__RECORDS FOR THIS EXERCISE__.
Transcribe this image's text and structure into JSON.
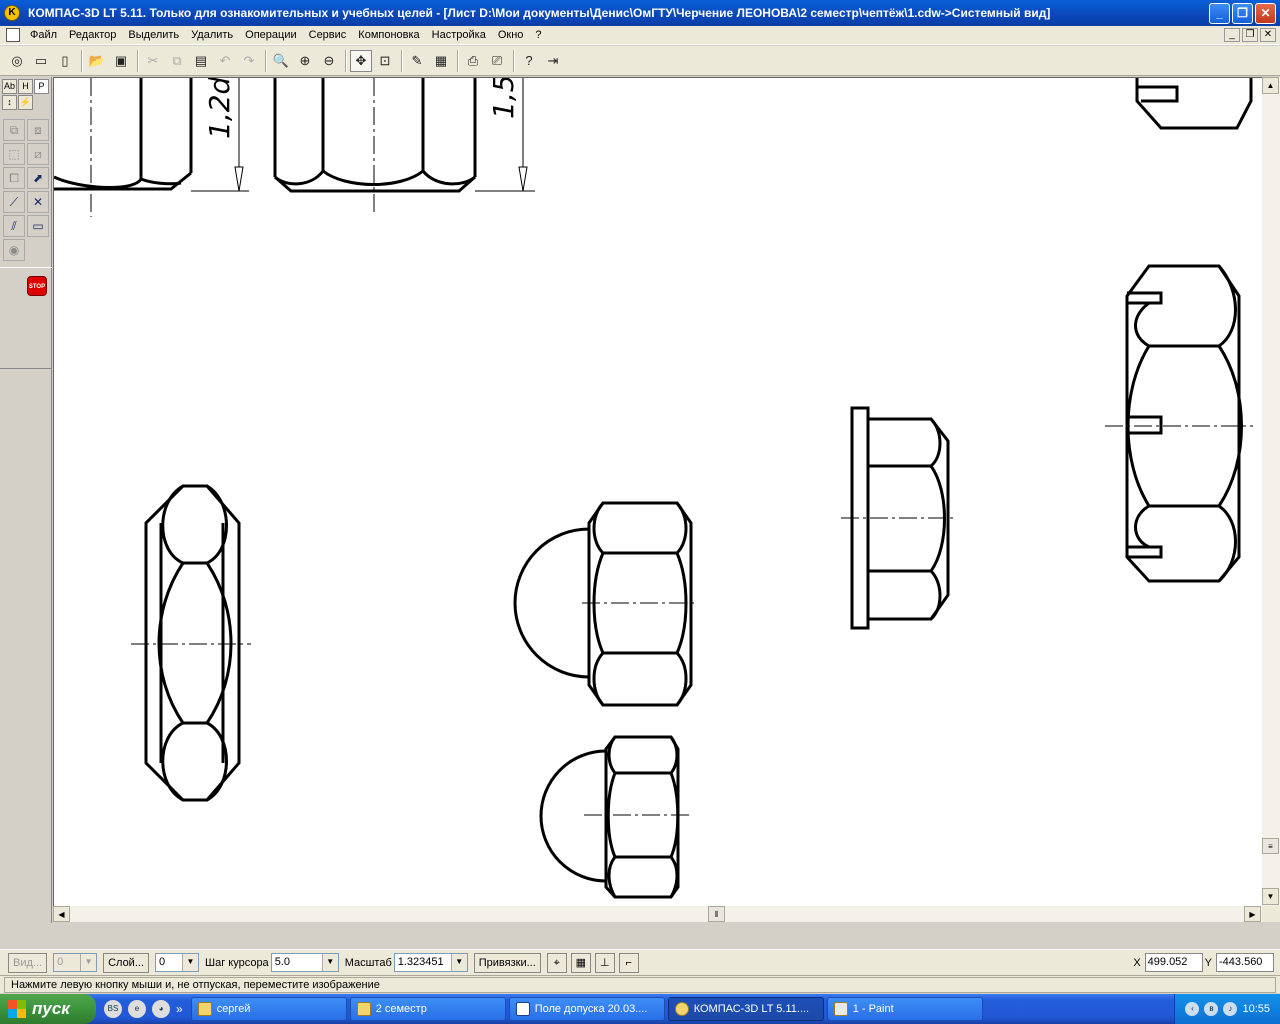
{
  "window": {
    "title": "КОМПАС-3D LT 5.11. Только для ознакомительных и учебных целей - [Лист D:\\Мои документы\\Денис\\ОмГТУ\\Черчение ЛЕОНОВА\\2 семестр\\чептёж\\1.cdw->Системный вид]",
    "minimize_icon": "minimize-icon",
    "maximize_icon": "restore-icon",
    "close_icon": "close-icon"
  },
  "menu": {
    "items": [
      "Файл",
      "Редактор",
      "Выделить",
      "Удалить",
      "Операции",
      "Сервис",
      "Компоновка",
      "Настройка",
      "Окно",
      "?"
    ]
  },
  "toolbar": {
    "icons": [
      "new-drawing-icon",
      "new-sheet-icon",
      "new-document-icon",
      "open-icon",
      "save-icon",
      "cut-icon",
      "copy-icon",
      "paste-icon",
      "undo-icon",
      "redo-icon",
      "zoom-window-icon",
      "zoom-in-icon",
      "zoom-out-icon",
      "pan-icon",
      "zoom-all-icon",
      "refresh-icon",
      "layer-icon",
      "print-preview-icon",
      "print-icon",
      "help-icon",
      "exit-icon"
    ]
  },
  "leftpanel": {
    "tabs": [
      "Аb",
      "H",
      "P"
    ]
  },
  "drawing": {
    "dim_labels": [
      "1,2d",
      "1,5d"
    ]
  },
  "statusbar": {
    "view_label": "Вид...",
    "view_value": "0",
    "layer_label": "Слой...",
    "layer_value": "0",
    "step_label": "Шаг курсора",
    "step_value": "5.0",
    "scale_label": "Масштаб",
    "scale_value": "1.323451",
    "snaps_label": "Привязки...",
    "x_label": "X",
    "x_value": "499.052",
    "y_label": "Y",
    "y_value": "-443.560"
  },
  "hint": "Нажмите левую кнопку мыши и, не отпуская, переместите изображение",
  "taskbar": {
    "start_label": "пуск",
    "quicklaunch": [
      "BS",
      "ie-icon",
      "panda-icon"
    ],
    "more": "»",
    "buttons": [
      {
        "label": "сергей",
        "icon": "folder-icon"
      },
      {
        "label": "2 семестр",
        "icon": "folder-icon"
      },
      {
        "label": "Поле допуска 20.03....",
        "icon": "word-icon"
      },
      {
        "label": "КОМПАС-3D LT 5.11....",
        "icon": "kompas-icon"
      },
      {
        "label": "1 - Paint",
        "icon": "paint-icon"
      }
    ],
    "clock": "10:55"
  }
}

__TASK DESCRIPTION__. Go through the material above and print all of it exactly, except the pictures.

__WRITTEN RESPONSE__.
Transcribe this image's text and structure into JSON.
{
  "window": {
    "title": "КОМПАС-3D LT 5.11. Только для ознакомительных и учебных целей - [Лист D:\\Мои документы\\Денис\\ОмГТУ\\Черчение ЛЕОНОВА\\2 семестр\\чептёж\\1.cdw->Системный вид]",
    "minimize_icon": "minimize-icon",
    "maximize_icon": "restore-icon",
    "close_icon": "close-icon"
  },
  "menu": {
    "items": [
      "Файл",
      "Редактор",
      "Выделить",
      "Удалить",
      "Операции",
      "Сервис",
      "Компоновка",
      "Настройка",
      "Окно",
      "?"
    ]
  },
  "toolbar": {
    "icons": [
      "new-drawing-icon",
      "new-sheet-icon",
      "new-document-icon",
      "open-icon",
      "save-icon",
      "cut-icon",
      "copy-icon",
      "paste-icon",
      "undo-icon",
      "redo-icon",
      "zoom-window-icon",
      "zoom-in-icon",
      "zoom-out-icon",
      "pan-icon",
      "zoom-all-icon",
      "refresh-icon",
      "layer-icon",
      "print-preview-icon",
      "print-icon",
      "help-icon",
      "exit-icon"
    ]
  },
  "leftpanel": {
    "tabs": [
      "Аb",
      "H",
      "P"
    ]
  },
  "drawing": {
    "dim_labels": [
      "1,2d",
      "1,5d"
    ]
  },
  "statusbar": {
    "view_label": "Вид...",
    "view_value": "0",
    "layer_label": "Слой...",
    "layer_value": "0",
    "step_label": "Шаг курсора",
    "step_value": "5.0",
    "scale_label": "Масштаб",
    "scale_value": "1.323451",
    "snaps_label": "Привязки...",
    "x_label": "X",
    "x_value": "499.052",
    "y_label": "Y",
    "y_value": "-443.560"
  },
  "hint": "Нажмите левую кнопку мыши и, не отпуская, переместите изображение",
  "taskbar": {
    "start_label": "пуск",
    "quicklaunch": [
      "BS",
      "ie-icon",
      "panda-icon"
    ],
    "more": "»",
    "buttons": [
      {
        "label": "сергей",
        "icon": "folder-icon"
      },
      {
        "label": "2 семестр",
        "icon": "folder-icon"
      },
      {
        "label": "Поле допуска 20.03....",
        "icon": "word-icon"
      },
      {
        "label": "КОМПАС-3D LT 5.11....",
        "icon": "kompas-icon"
      },
      {
        "label": "1 - Paint",
        "icon": "paint-icon"
      }
    ],
    "clock": "10:55"
  }
}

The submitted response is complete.